[Data entries]
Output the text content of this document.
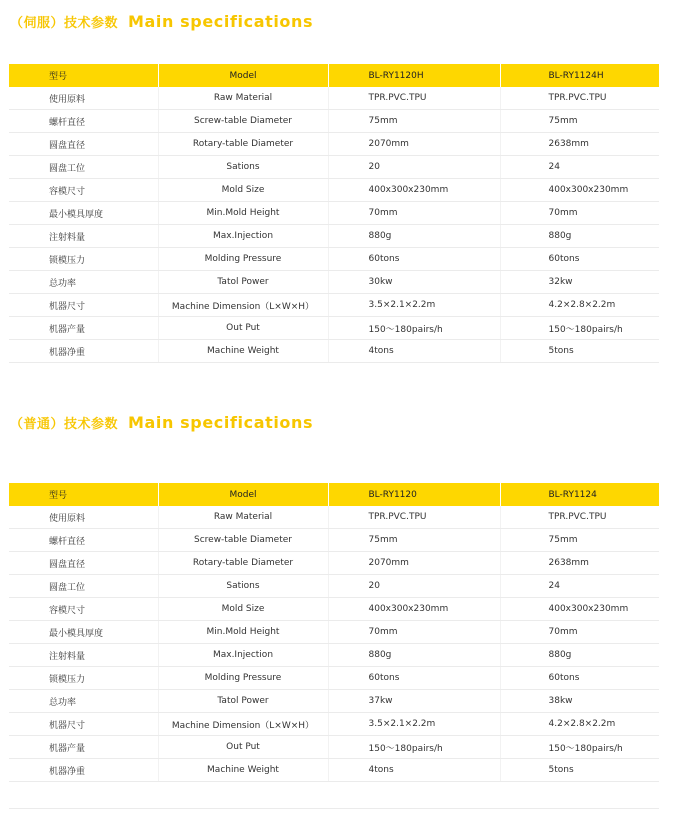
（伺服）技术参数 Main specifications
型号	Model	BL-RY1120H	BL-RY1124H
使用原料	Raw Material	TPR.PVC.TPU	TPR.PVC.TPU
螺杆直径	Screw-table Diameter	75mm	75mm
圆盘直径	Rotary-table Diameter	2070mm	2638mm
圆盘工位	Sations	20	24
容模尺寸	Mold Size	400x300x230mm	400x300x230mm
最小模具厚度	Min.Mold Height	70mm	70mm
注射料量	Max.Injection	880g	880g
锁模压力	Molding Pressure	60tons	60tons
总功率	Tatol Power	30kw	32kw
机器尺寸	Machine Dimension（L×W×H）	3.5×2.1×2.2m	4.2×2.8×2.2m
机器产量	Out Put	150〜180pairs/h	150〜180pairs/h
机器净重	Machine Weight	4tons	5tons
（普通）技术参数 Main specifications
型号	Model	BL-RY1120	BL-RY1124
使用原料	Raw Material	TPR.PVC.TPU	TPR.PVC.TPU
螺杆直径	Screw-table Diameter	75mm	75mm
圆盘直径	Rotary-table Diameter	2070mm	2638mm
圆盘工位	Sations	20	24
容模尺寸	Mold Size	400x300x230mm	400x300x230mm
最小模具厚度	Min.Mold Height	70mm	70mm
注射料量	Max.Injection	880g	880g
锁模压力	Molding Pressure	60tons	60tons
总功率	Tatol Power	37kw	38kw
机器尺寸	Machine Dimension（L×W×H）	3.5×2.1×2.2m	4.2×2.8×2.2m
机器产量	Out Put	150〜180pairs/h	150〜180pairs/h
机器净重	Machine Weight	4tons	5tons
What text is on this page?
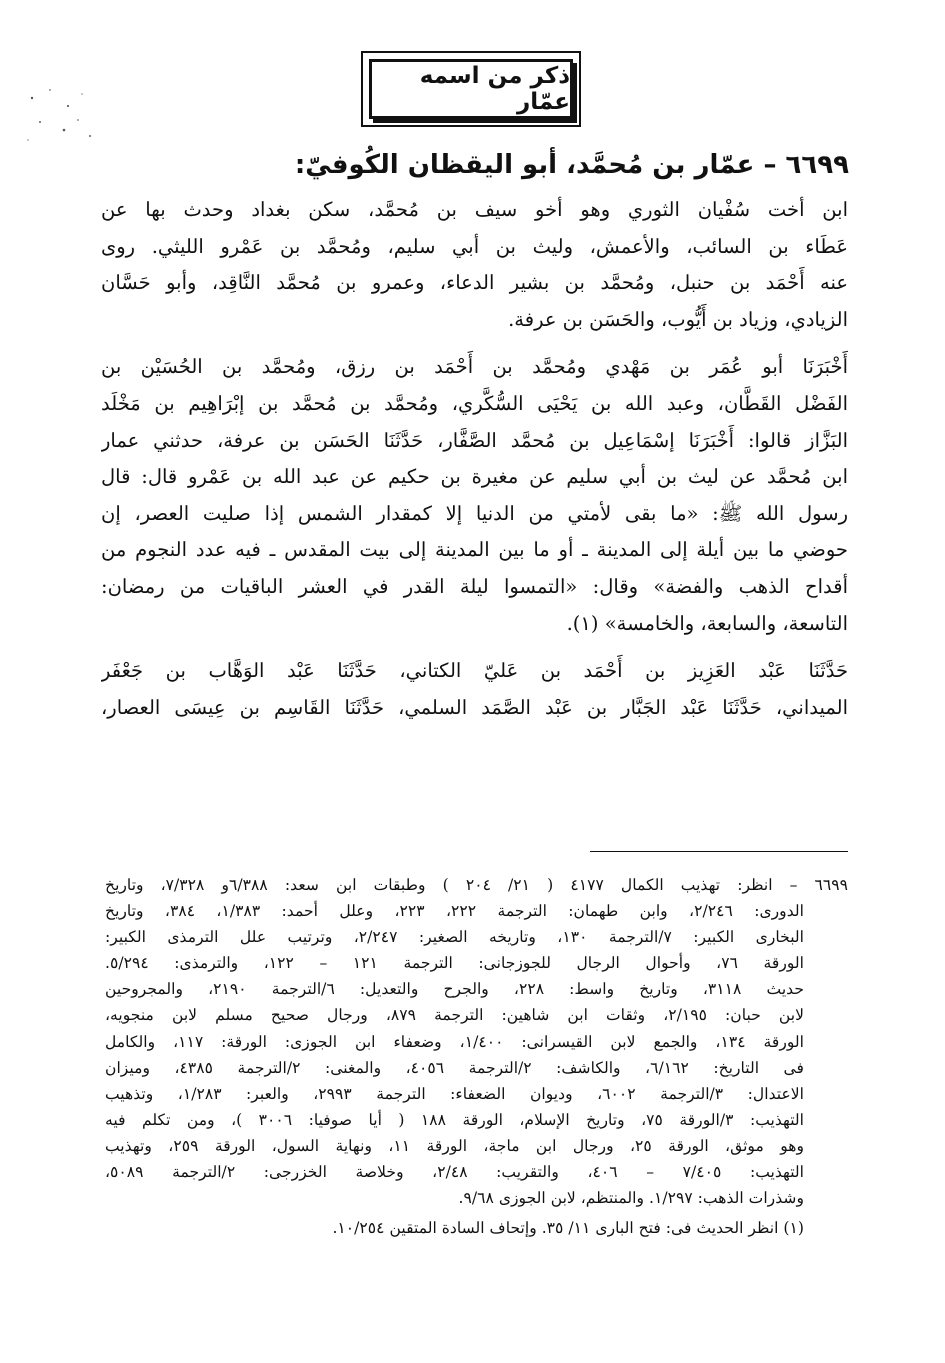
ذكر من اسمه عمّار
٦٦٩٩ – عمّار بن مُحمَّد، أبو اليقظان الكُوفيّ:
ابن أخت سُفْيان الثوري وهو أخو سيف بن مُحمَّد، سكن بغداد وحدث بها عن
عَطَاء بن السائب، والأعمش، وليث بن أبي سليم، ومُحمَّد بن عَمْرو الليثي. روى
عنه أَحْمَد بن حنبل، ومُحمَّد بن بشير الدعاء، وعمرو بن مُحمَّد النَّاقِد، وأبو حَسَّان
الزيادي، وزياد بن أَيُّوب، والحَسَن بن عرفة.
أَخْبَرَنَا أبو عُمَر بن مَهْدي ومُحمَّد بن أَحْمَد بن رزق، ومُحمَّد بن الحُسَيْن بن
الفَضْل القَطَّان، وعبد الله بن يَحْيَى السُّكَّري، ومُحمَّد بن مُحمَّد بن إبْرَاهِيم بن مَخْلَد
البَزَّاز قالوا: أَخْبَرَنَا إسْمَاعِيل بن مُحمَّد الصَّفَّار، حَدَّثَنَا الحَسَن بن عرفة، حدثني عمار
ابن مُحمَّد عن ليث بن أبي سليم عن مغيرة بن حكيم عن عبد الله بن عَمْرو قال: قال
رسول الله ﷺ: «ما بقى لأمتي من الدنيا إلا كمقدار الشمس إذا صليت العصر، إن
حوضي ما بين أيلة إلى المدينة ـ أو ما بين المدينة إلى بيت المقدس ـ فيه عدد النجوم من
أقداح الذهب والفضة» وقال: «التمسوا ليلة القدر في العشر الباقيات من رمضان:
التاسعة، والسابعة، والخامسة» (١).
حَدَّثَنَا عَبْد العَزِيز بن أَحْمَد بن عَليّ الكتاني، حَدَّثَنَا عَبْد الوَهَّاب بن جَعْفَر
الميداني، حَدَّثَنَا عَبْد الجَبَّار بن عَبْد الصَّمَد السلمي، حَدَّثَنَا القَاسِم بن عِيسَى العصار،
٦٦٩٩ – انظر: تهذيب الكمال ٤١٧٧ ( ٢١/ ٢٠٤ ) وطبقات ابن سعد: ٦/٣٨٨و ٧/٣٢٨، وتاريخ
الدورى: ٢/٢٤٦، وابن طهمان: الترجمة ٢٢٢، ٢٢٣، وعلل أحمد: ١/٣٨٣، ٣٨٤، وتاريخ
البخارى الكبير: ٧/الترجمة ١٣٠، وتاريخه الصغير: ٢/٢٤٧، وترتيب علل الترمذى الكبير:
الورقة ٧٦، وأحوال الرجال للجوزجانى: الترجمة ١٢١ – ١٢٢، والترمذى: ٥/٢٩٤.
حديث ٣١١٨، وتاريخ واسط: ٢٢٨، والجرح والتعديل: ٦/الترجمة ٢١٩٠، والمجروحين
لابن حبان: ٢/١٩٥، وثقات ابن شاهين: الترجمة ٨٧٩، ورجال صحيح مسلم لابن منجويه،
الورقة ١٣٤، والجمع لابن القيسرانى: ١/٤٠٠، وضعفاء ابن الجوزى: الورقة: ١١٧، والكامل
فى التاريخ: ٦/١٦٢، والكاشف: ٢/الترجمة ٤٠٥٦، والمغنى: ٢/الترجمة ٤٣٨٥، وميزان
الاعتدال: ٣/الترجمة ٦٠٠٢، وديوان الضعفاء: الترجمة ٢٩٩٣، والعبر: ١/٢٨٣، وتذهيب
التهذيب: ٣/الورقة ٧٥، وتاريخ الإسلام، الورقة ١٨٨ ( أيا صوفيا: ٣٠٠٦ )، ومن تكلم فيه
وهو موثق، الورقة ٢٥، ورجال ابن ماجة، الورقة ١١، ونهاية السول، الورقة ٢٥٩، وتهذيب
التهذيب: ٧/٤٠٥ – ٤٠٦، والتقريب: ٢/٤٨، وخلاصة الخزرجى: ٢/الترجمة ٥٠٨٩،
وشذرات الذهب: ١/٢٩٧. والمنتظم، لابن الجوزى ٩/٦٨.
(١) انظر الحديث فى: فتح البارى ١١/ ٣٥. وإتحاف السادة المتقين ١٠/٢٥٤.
* * *
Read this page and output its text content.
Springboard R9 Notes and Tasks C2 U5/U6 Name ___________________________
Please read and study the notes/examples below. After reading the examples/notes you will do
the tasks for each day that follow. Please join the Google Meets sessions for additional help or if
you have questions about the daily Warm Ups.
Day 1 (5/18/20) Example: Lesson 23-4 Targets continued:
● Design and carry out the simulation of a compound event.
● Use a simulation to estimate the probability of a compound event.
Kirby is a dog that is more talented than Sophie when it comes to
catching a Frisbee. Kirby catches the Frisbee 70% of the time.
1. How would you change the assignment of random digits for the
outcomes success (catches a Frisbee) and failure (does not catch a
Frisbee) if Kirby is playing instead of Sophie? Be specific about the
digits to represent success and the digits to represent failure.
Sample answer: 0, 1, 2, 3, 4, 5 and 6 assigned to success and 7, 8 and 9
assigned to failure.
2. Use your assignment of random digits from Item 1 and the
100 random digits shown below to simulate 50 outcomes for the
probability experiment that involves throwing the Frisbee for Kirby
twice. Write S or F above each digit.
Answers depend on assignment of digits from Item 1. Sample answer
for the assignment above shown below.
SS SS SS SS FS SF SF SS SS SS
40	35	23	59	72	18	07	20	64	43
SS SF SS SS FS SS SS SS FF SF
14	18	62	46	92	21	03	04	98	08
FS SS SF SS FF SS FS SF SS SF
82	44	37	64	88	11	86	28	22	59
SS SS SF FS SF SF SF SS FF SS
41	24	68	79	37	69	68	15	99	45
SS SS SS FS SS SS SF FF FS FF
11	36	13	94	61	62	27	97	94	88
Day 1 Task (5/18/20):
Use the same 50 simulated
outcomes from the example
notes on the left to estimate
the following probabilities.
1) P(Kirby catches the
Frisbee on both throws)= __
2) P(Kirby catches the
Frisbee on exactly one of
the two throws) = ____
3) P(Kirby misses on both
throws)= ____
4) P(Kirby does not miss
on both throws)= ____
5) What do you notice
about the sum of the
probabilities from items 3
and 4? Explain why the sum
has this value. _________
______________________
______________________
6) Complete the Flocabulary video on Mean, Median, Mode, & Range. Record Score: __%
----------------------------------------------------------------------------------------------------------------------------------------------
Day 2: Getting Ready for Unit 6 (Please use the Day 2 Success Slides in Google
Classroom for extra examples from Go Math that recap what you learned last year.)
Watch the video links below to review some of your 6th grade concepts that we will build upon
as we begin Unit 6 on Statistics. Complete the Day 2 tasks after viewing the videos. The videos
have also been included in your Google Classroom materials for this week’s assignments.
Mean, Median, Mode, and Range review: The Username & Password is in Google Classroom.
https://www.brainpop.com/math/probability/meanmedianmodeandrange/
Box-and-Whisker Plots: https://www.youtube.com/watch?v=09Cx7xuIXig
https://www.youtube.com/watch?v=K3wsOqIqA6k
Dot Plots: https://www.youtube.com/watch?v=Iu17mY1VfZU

- WHAT YOU HAVE TO DO:
Give every line of the material that includes the string "Frisbee".

- SOLUTION:
catching a Frisbee. Kirby catches the Frisbee 70% of the time.
outcomes success (catches a Frisbee) and failure (does not catch a
Frisbee) if Kirby is playing instead of Sophie? Be specific about the
probability experiment that involves throwing the Frisbee for Kirby
Frisbee on both throws)= __
Frisbee on exactly one of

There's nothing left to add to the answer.